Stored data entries
<<<<
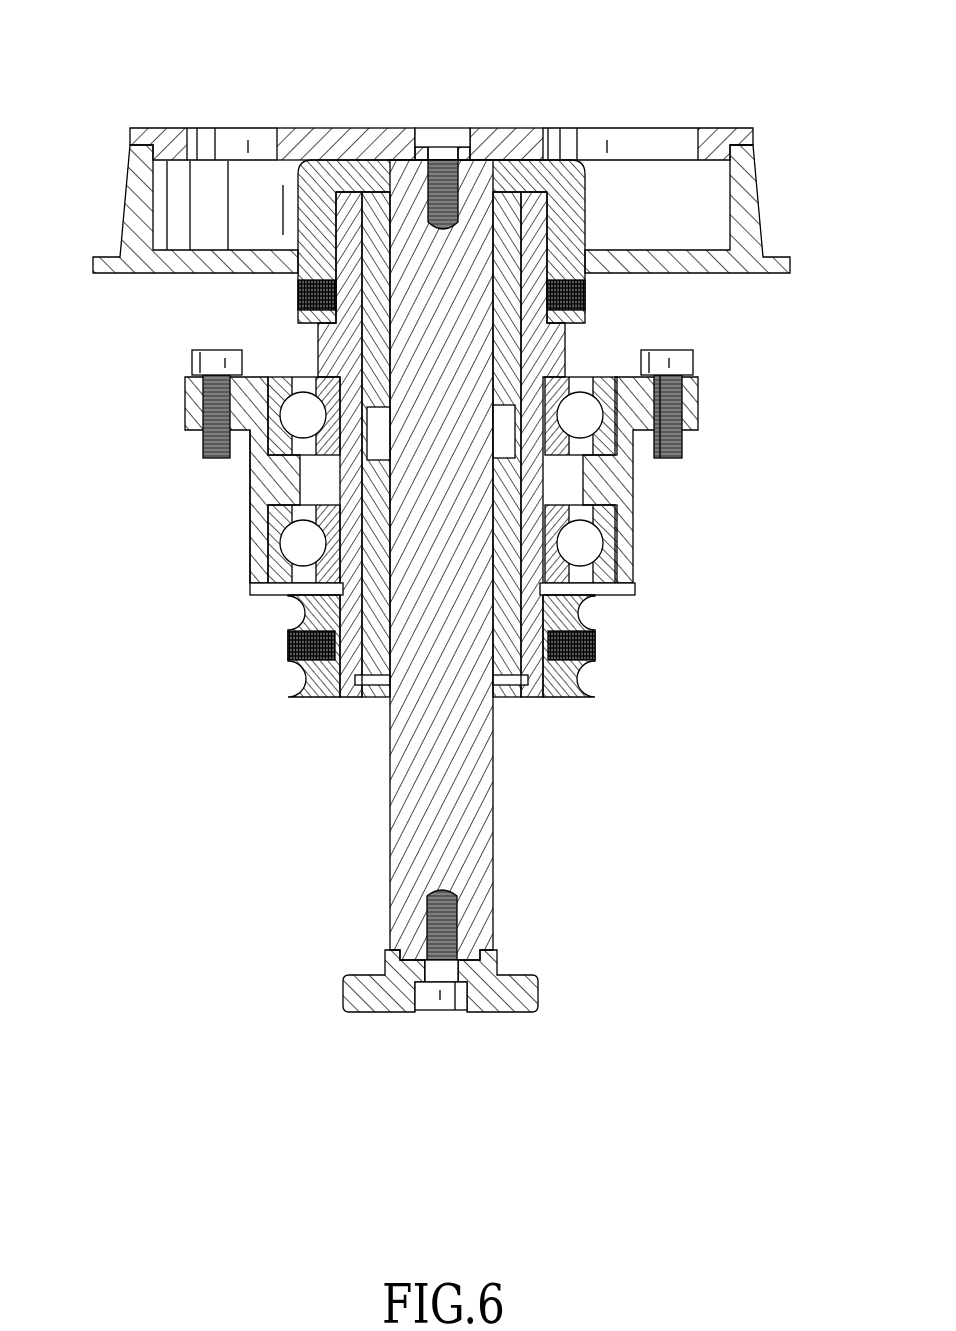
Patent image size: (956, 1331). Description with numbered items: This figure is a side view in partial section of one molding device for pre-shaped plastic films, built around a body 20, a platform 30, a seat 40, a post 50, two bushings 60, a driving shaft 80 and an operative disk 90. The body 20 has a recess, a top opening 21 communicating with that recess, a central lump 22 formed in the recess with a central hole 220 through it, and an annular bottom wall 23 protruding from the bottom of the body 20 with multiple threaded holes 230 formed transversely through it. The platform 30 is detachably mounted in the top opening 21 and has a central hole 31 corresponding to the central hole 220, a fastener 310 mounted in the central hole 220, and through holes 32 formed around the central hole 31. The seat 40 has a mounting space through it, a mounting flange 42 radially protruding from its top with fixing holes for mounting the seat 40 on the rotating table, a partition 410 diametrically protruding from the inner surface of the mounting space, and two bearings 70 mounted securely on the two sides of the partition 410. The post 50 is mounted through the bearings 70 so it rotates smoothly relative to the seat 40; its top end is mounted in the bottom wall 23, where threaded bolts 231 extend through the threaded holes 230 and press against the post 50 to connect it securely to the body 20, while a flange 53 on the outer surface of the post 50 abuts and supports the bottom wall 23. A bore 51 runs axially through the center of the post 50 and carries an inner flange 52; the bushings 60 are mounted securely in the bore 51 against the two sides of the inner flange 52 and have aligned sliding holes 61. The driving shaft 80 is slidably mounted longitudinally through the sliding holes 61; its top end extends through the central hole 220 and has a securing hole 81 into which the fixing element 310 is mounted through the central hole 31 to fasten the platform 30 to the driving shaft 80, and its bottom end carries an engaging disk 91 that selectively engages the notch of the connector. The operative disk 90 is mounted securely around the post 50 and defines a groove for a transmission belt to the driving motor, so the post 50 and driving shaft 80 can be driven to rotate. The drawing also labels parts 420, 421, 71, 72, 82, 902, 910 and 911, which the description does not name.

The body 20 is at (748, 193).
The top opening 21 is at (710, 172).
The central lump 22 is at (570, 173).
The central hole 220 is at (483, 162).
The bottom wall 23 is at (300, 324).
The threaded holes 230 is at (585, 296).
The threaded bolts 231 is at (300, 292).
The platform 30 is at (395, 128).
The central hole 31 is at (434, 128).
The fastener 310 is at (445, 165).
The through holes 32 is at (214, 142).
The seat 40 is at (618, 484).
The partition 410 is at (275, 488).
The mounting flange 42 is at (688, 400).
The bolt shank 420 is at (226, 410).
The bolt head 421 is at (197, 360).
The post 50 is at (322, 596).
The bore 51 is at (528, 693).
The inner flange 52 is at (266, 573).
The flange 53 is at (556, 355).
The bushings 60 is at (308, 663).
The sliding holes 61 is at (373, 600).
The bearings 70 is at (612, 592).
The bearing inner race 71 is at (557, 516).
The bearing outer race 72 is at (613, 560).
The driving shaft 80 is at (478, 815).
The securing hole 81 is at (427, 170).
The threaded hole 82 is at (430, 922).
The operative disk 90 is at (561, 681).
The set screw 902 is at (597, 642).
The engaging disk 91 is at (537, 993).
The through hole 910 is at (450, 968).
The screw 911 is at (453, 1003).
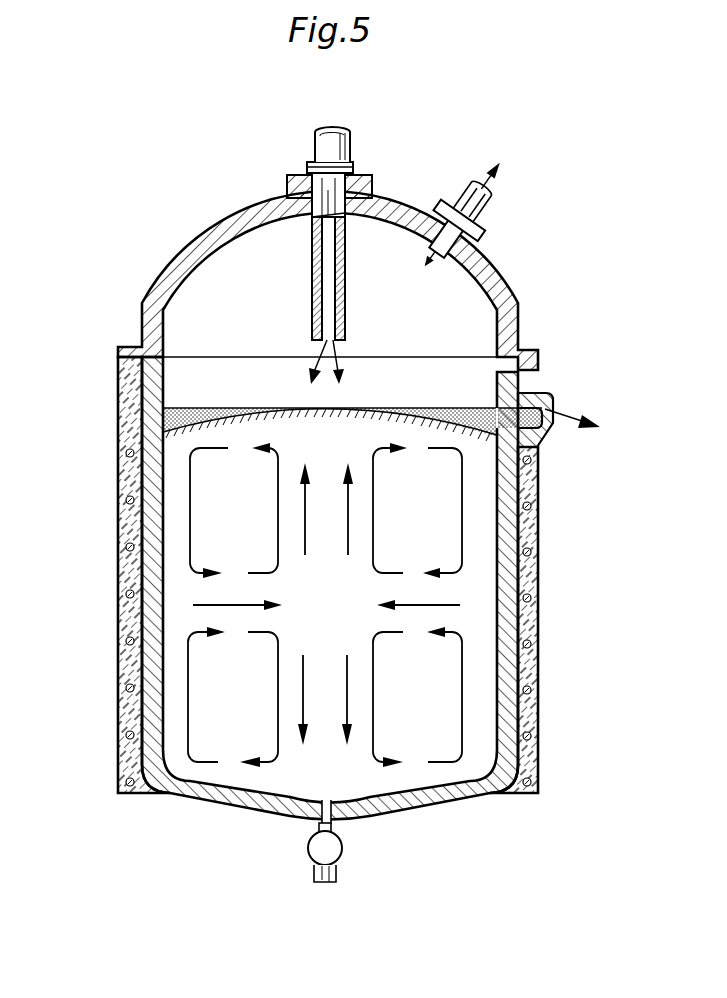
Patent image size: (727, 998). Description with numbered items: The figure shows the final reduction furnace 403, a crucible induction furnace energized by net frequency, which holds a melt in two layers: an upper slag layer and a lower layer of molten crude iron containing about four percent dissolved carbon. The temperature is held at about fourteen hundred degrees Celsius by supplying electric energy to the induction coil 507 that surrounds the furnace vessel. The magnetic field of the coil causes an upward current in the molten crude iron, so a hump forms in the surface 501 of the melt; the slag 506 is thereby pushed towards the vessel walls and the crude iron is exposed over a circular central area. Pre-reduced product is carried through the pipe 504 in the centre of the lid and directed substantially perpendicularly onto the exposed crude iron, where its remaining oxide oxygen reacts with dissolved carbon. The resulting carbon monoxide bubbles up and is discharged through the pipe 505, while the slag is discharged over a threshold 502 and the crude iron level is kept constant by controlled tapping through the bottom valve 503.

The final reduction furnace 403 is at (108, 433).
The surface of the melt 501 is at (353, 406).
The outlet spout 502 is at (528, 423).
The bottom valve 503 is at (345, 848).
The pipe 504 is at (345, 298).
The pipe 505 is at (497, 204).
The slag 506 is at (478, 408).
The induction coil 507 is at (532, 598).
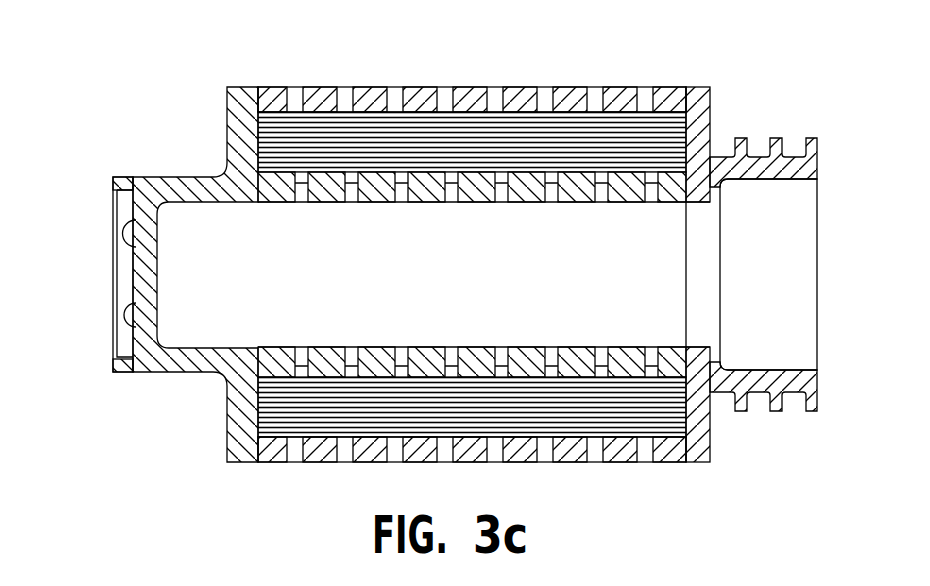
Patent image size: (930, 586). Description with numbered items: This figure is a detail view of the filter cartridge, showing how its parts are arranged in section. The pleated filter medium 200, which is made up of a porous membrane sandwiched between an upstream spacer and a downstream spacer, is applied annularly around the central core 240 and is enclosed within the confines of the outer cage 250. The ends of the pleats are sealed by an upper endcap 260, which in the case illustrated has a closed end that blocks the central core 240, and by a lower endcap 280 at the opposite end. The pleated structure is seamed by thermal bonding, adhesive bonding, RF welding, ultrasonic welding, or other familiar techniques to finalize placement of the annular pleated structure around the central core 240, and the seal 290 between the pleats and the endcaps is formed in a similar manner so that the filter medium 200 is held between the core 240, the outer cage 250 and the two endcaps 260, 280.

The pleated filter medium 200 is at (563, 407).
The central core 240 is at (617, 172).
The outer cage 250 is at (561, 88).
The upper endcap 260 is at (116, 371).
The lower endcap 280 is at (714, 413).
The seal 290 is at (697, 137).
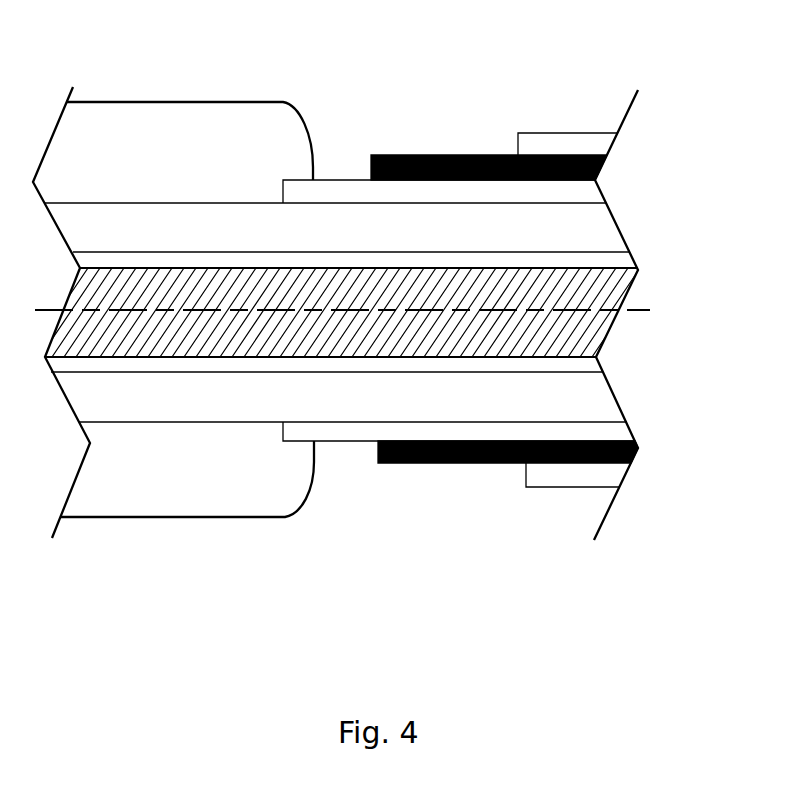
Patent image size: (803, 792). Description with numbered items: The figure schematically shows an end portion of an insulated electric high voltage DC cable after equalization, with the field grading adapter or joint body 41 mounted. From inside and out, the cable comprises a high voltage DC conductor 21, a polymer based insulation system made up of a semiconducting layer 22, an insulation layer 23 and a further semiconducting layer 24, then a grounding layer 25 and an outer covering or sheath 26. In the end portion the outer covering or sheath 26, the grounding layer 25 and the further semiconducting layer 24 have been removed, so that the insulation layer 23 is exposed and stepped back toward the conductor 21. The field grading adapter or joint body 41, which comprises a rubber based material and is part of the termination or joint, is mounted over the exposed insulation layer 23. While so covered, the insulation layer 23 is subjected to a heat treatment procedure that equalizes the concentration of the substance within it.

The substrate 21 is at (608, 301).
The buffer layer 22 is at (628, 267).
The insulating layer 23 is at (607, 243).
The conductive layer 24 is at (590, 197).
The electrode 25 is at (485, 155).
The contact layer 26 is at (598, 133).
The housing 41 is at (271, 102).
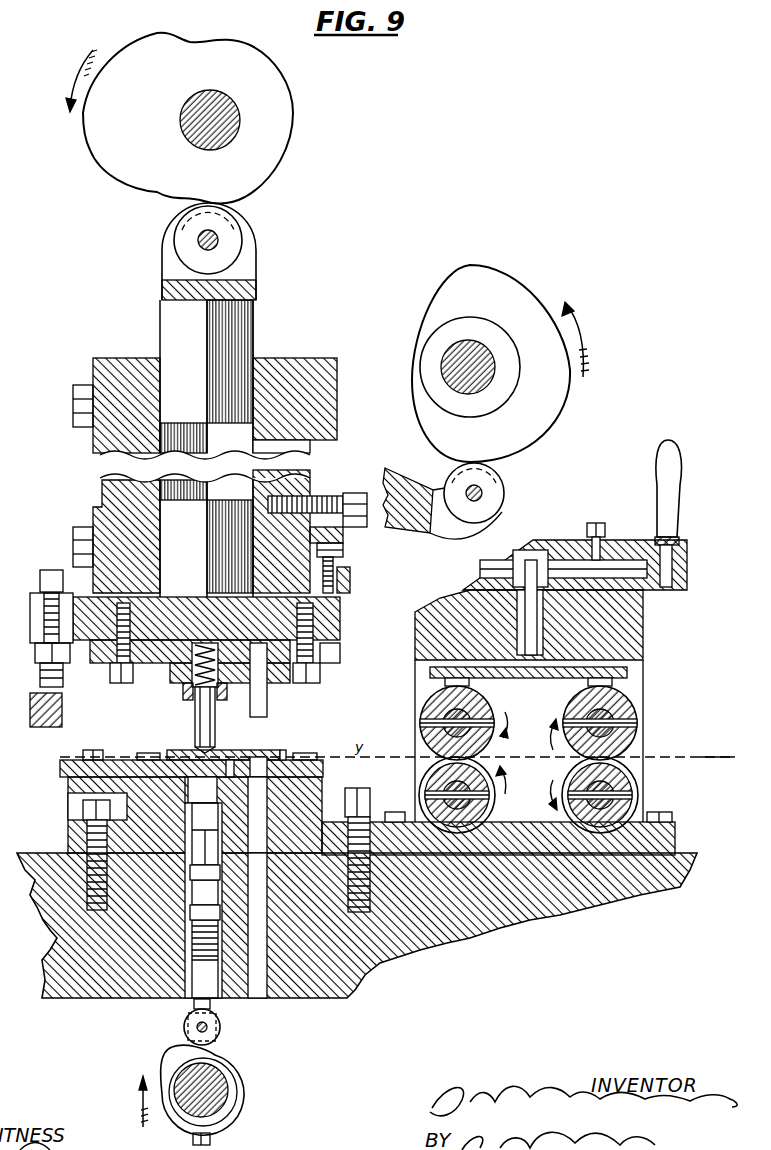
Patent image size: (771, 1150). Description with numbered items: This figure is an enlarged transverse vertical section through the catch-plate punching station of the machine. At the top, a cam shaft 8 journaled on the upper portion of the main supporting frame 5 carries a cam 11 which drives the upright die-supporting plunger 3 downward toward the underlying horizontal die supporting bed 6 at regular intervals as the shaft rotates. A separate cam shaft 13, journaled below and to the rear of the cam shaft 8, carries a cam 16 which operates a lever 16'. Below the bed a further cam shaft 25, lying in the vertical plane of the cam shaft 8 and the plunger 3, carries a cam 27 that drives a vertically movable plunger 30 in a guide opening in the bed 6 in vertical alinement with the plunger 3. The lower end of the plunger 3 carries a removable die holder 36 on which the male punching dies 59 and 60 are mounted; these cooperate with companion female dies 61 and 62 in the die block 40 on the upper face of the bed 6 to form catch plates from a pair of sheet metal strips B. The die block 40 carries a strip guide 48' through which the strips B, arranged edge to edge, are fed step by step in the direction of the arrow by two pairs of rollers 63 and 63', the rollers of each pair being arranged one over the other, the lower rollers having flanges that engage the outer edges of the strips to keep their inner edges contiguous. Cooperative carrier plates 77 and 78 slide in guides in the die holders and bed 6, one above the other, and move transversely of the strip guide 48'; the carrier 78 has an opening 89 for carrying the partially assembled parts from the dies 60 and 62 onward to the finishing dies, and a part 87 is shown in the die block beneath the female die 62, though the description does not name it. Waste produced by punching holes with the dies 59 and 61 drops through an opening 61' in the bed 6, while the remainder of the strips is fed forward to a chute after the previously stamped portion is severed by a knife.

The upright die-supporting plunger 3 is at (218, 376).
The main supporting frame 5 is at (103, 467).
The die supporting bed 6 is at (62, 939).
The cam shaft 8 is at (227, 128).
The cam 11 is at (100, 148).
The cam shaft 13 is at (452, 366).
The cam 16 is at (491, 363).
The lever 16' is at (443, 514).
The cam shaft 25 is at (220, 1090).
The cam 27 is at (158, 1061).
The vertically movable plunger 30 is at (188, 1007).
The die holder 36 is at (206, 648).
The die supporting block 40 is at (323, 770).
The strip guide 48' is at (301, 746).
The male punching die 59 is at (267, 703).
The male punching die 60 is at (195, 713).
The female die 61 is at (261, 753).
The opening 61' is at (264, 943).
The female die 62 is at (200, 763).
The feed rollers 63 is at (619, 759).
The feed rollers 63' is at (477, 759).
The carrier plate 77 is at (163, 760).
The carrier plate 78 is at (230, 775).
The die bushing 87 is at (202, 790).
The opening 89 is at (259, 815).
The sheet metal strips B is at (717, 749).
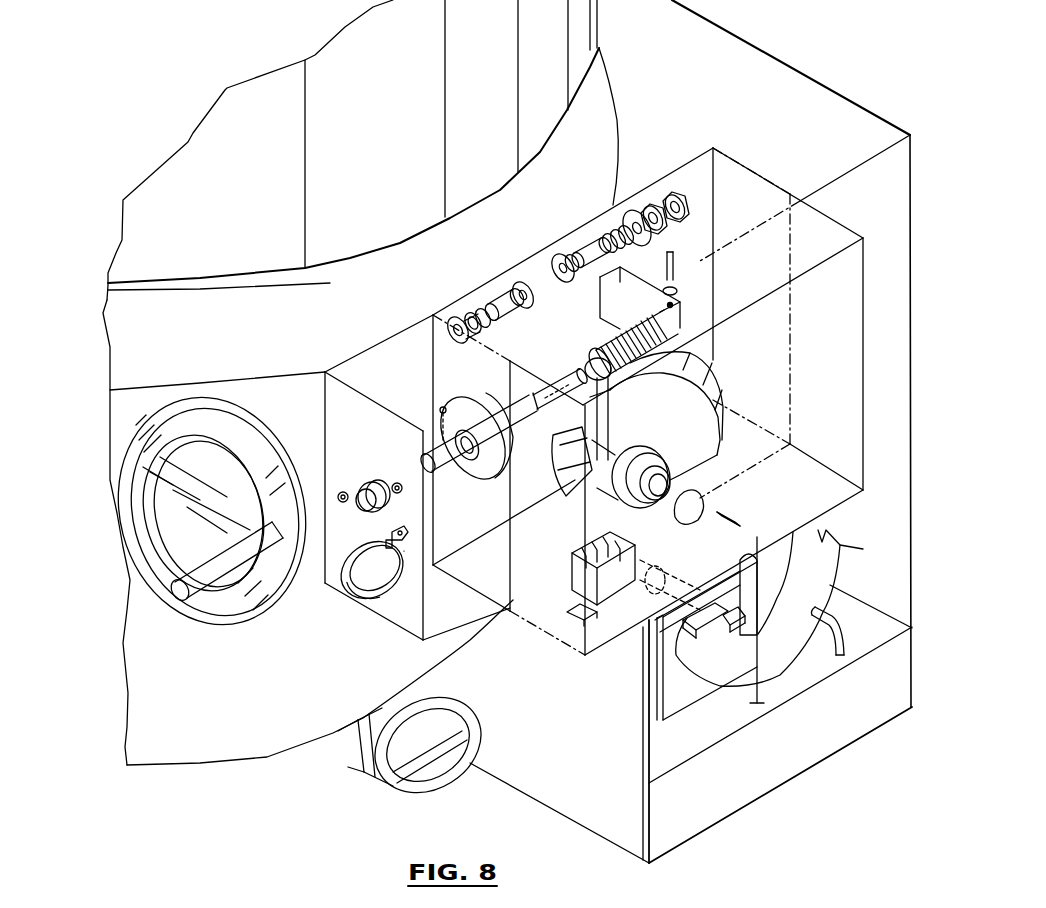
>>>>
(THE PROBLEM)
Reproduce the lines in the records above, from the line containing "Patent image size: (803, 792)." up to and including the line containing "The housing 41 is at (271, 102).", and nothing else.

(FULL OUTPUT)
Patent image size: (803, 792). Description with numbered items: The figure schematically shows an end portion of an insulated electric high voltage DC cable after equalization, with the field grading adapter or joint body 41 mounted. From inside and out, the cable comprises a high voltage DC conductor 21, a polymer based insulation system made up of a semiconducting layer 22, an insulation layer 23 and a further semiconducting layer 24, then a grounding layer 25 and an outer covering or sheath 26. In the end portion the outer covering or sheath 26, the grounding layer 25 and the further semiconducting layer 24 have been removed, so that the insulation layer 23 is exposed and stepped back toward the conductor 21. The field grading adapter or joint body 41, which comprises a rubber based material and is part of the termination or joint, is mounted over the exposed insulation layer 23. While so covered, the insulation layer 23 is subjected to a heat treatment procedure that equalizes the concentration of the substance within it.

The substrate 21 is at (608, 301).
The buffer layer 22 is at (628, 267).
The insulating layer 23 is at (607, 243).
The conductive layer 24 is at (590, 197).
The electrode 25 is at (485, 155).
The contact layer 26 is at (598, 133).
The housing 41 is at (271, 102).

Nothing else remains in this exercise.